## WHAT THIS EXERCISE ASKS:
1. According to the Boeing helicopter article, where will the AH-6i be produced?
2. List every operator that the Boeing helicopter article names as having successfully introduced the CH-47F Chinook.

## SOURCE DOCUMENT:
..............................

Nov. 20, 2013 by Craig Hoyle – FG

 

Dubai - Boeing has received the green light to start building AH-6i light attack helicopters for an undisclosed customer.

 

“Boeing has recently signed an FMS [Foreign Military Sales] agreement with the US Army that will lead to production of the AH-6i for a first international customer,” Leanne Caret, the company’s vice-president, vertical lift, revealed at the Dubai air show on 18 November.

 

Derived from the MD Helicopters AH-6 Little Bird platform, the i-model has been the subject of previous FMS requests from Jordan and Saudi Arabia. While Boeing declines to name its launch buyer, or to disclose how many aircraft will be supplied, Flightglobal’s Ascend Online Fleets database suggests that Riyadh will acquire 36 examples.

 

The aircraft will be produced at Boeing’s Mesa plant in Arizona, under the terms of an existing agreement with MD Helicopters.

 

Meanwhile, Caret says Boeing sees “a number of export opportunities” for its CH-47F Chinook, and cites the success of the type’s introduction by operators including the US Army, Canada and the UK. Potential additional buyers exist “in this region, and elsewhere around the world,” she adds.

 

The United Arab Emirates has now received seven F-model examples from a 16-unit order, says Ascend.

..............................

## STUDY MATERIAL:

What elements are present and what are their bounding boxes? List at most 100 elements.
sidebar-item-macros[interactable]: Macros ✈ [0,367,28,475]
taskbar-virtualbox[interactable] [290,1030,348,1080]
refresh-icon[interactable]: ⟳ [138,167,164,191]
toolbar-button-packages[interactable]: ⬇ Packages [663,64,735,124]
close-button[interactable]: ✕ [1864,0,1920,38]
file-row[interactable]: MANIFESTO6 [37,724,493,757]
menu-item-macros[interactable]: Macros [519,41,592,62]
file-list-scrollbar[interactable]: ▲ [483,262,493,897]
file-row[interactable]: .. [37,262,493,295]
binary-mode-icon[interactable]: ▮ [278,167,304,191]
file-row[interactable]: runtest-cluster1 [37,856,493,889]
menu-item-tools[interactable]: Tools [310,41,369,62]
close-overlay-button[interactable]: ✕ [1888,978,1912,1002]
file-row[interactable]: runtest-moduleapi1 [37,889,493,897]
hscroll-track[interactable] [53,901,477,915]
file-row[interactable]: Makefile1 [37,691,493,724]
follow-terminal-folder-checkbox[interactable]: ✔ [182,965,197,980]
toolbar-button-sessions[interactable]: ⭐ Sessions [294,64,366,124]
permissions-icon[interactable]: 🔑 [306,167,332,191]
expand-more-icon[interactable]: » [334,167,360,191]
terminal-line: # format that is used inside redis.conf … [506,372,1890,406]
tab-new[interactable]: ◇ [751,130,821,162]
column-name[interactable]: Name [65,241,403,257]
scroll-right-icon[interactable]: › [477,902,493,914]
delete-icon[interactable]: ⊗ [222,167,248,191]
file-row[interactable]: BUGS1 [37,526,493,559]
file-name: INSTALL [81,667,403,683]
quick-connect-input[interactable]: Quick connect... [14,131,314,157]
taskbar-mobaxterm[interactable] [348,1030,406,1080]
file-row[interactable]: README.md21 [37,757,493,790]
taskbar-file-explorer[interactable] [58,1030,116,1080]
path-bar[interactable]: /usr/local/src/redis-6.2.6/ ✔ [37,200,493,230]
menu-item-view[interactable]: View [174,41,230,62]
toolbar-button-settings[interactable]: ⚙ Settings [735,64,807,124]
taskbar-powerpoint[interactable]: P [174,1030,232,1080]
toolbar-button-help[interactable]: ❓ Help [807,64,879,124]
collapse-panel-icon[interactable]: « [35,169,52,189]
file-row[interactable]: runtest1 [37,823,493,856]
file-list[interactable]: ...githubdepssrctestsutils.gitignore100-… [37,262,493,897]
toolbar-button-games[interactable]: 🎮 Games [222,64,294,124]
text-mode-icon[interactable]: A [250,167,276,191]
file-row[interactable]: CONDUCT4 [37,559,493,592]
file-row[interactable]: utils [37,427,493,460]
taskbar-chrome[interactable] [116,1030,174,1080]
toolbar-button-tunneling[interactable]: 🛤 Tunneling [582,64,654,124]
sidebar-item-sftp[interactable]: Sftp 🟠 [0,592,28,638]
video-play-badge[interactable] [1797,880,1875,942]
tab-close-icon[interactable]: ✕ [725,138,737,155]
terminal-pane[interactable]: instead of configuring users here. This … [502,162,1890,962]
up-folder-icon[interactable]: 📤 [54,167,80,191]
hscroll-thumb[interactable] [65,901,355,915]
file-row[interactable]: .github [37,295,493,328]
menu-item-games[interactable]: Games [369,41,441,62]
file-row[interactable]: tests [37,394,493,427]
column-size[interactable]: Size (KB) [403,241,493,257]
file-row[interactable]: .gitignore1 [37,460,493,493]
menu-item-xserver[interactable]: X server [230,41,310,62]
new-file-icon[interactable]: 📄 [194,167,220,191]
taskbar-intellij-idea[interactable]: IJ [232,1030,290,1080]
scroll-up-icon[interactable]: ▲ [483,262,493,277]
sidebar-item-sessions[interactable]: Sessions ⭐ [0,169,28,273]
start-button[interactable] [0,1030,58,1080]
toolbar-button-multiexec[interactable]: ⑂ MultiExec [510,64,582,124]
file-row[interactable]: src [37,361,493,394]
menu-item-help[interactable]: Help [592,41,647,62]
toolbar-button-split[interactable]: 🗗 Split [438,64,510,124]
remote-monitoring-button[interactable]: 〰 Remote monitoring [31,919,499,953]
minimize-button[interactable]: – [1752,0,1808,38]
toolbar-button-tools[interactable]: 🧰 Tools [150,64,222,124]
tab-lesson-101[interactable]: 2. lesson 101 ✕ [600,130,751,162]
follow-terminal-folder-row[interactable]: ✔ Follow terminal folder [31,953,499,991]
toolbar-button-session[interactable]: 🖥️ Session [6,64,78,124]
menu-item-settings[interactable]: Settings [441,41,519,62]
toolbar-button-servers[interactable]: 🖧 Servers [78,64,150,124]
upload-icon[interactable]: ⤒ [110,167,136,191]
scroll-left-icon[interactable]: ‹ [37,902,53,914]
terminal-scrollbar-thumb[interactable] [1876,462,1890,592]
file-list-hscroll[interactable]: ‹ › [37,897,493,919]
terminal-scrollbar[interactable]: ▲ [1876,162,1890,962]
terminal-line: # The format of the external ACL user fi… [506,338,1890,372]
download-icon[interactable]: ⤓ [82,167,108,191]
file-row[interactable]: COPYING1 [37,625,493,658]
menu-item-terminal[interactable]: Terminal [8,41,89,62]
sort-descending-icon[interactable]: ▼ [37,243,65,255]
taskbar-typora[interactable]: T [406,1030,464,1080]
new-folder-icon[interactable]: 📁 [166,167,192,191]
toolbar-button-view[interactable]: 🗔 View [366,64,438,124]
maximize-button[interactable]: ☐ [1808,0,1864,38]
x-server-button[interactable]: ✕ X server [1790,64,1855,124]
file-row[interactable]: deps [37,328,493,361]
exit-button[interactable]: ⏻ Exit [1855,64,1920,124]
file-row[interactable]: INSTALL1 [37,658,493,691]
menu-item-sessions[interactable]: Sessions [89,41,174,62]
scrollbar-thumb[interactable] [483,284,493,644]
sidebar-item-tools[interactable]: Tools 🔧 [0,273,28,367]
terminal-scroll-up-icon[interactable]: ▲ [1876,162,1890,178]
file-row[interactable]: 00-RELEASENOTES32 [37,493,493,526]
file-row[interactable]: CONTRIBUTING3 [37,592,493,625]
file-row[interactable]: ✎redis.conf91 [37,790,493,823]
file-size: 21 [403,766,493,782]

..............................

## SOLUTIONS TO THE TASKS:
1. At Boeing's Mesa plant in Arizona.

2. The US Army, Canada, the UK